- **Dataset records**
----

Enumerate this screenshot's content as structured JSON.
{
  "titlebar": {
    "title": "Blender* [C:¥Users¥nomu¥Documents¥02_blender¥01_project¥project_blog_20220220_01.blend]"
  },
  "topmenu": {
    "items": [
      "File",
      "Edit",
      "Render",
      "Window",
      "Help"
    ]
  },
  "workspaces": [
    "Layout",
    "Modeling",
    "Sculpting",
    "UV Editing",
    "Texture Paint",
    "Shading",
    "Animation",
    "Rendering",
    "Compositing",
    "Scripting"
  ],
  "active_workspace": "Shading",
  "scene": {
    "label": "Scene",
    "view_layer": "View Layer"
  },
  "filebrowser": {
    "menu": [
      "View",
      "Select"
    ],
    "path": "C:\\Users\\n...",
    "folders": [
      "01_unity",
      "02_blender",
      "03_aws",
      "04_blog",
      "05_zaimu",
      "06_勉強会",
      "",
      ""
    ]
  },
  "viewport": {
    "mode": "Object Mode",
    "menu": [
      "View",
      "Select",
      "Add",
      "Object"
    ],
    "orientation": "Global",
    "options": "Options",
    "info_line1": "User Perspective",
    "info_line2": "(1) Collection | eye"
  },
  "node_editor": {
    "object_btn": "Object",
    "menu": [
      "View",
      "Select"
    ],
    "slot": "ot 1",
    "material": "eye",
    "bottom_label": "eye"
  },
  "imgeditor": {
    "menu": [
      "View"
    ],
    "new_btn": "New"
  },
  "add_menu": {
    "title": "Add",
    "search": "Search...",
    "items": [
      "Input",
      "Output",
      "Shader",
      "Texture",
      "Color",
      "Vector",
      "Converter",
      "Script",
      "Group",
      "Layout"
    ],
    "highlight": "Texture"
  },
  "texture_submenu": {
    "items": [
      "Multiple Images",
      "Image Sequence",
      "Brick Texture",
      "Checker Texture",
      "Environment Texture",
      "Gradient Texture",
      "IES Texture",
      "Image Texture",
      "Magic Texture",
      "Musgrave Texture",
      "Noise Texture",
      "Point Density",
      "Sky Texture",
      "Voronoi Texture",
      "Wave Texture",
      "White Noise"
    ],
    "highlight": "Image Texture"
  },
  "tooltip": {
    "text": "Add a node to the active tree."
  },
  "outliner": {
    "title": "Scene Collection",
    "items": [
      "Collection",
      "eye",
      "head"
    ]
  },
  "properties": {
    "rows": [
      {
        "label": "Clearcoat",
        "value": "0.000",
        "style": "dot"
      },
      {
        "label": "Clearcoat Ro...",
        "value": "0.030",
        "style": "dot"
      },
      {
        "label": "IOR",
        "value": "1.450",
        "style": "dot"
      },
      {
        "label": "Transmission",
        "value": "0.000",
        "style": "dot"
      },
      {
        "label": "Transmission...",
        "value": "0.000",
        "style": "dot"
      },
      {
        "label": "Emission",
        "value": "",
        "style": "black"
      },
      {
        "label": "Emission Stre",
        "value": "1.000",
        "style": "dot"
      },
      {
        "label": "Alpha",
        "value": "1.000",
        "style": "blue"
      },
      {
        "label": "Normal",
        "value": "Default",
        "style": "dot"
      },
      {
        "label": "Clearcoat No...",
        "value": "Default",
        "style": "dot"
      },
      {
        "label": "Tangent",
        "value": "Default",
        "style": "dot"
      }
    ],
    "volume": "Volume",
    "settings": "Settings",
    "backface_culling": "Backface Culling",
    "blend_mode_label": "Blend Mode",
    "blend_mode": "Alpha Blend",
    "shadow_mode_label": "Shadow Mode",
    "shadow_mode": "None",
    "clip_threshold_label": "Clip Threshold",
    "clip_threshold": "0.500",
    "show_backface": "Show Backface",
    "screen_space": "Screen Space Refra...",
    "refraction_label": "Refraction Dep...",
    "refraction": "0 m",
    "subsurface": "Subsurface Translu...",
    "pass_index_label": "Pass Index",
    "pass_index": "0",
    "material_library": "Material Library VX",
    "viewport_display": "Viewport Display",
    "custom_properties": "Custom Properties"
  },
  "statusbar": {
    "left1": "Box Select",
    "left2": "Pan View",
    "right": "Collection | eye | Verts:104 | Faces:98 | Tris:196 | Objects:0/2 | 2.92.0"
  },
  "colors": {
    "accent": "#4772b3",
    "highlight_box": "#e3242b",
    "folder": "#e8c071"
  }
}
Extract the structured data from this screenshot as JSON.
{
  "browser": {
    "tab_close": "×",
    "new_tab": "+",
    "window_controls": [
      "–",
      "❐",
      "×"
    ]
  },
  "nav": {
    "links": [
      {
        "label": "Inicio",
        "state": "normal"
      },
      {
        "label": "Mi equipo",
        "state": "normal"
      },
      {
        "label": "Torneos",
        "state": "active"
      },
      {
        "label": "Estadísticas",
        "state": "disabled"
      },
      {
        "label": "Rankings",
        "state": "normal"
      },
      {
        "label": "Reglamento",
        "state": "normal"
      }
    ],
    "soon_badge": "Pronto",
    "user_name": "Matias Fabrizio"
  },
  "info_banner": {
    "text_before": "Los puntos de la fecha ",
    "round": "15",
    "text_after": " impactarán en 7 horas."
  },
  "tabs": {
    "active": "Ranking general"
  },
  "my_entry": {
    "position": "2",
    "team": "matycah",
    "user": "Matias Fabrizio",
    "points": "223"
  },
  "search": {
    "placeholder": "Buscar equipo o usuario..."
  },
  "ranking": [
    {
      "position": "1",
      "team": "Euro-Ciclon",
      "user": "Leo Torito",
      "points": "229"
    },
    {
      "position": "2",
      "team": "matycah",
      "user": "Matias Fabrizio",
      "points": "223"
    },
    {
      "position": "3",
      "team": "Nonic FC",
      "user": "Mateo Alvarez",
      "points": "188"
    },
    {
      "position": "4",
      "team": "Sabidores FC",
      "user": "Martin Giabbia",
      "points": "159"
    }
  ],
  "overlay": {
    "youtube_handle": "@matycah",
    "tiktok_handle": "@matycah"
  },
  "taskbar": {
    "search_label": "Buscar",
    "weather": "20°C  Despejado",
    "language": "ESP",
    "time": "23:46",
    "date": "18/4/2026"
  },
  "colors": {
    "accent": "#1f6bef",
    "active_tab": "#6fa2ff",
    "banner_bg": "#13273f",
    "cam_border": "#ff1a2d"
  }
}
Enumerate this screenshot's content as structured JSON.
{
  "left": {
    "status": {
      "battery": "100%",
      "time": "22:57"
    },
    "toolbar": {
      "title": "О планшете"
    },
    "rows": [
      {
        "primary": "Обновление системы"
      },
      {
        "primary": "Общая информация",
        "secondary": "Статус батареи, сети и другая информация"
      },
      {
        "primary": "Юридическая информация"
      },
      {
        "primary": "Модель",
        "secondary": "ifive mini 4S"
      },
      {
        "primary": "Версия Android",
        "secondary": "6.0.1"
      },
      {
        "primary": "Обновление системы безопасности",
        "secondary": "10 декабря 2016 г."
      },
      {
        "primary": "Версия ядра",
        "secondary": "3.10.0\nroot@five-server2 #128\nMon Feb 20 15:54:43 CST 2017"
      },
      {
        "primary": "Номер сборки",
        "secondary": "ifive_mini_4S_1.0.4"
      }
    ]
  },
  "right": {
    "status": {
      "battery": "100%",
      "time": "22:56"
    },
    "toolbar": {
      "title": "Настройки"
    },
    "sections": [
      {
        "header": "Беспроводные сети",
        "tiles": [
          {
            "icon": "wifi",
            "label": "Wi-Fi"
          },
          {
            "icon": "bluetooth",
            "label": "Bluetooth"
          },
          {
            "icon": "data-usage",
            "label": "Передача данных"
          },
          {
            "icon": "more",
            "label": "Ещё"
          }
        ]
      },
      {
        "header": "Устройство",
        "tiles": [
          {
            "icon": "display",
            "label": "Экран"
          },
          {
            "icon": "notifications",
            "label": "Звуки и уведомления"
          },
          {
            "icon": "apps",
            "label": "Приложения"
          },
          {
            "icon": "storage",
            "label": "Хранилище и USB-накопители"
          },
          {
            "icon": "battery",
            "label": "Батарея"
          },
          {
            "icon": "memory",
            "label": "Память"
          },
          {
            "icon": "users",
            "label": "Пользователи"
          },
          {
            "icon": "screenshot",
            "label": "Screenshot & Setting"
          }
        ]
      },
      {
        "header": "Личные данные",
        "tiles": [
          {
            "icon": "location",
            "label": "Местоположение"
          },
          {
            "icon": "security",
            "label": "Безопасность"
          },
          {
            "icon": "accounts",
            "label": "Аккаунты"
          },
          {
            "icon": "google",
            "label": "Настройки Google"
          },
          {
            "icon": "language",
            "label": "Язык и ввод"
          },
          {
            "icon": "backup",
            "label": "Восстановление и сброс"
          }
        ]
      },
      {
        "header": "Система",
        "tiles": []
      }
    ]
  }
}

----

In the listing above, how many lines include the word "Matias"? Answer with the number and nothing more.

- **RESULT OF THIS EXERCISE**
3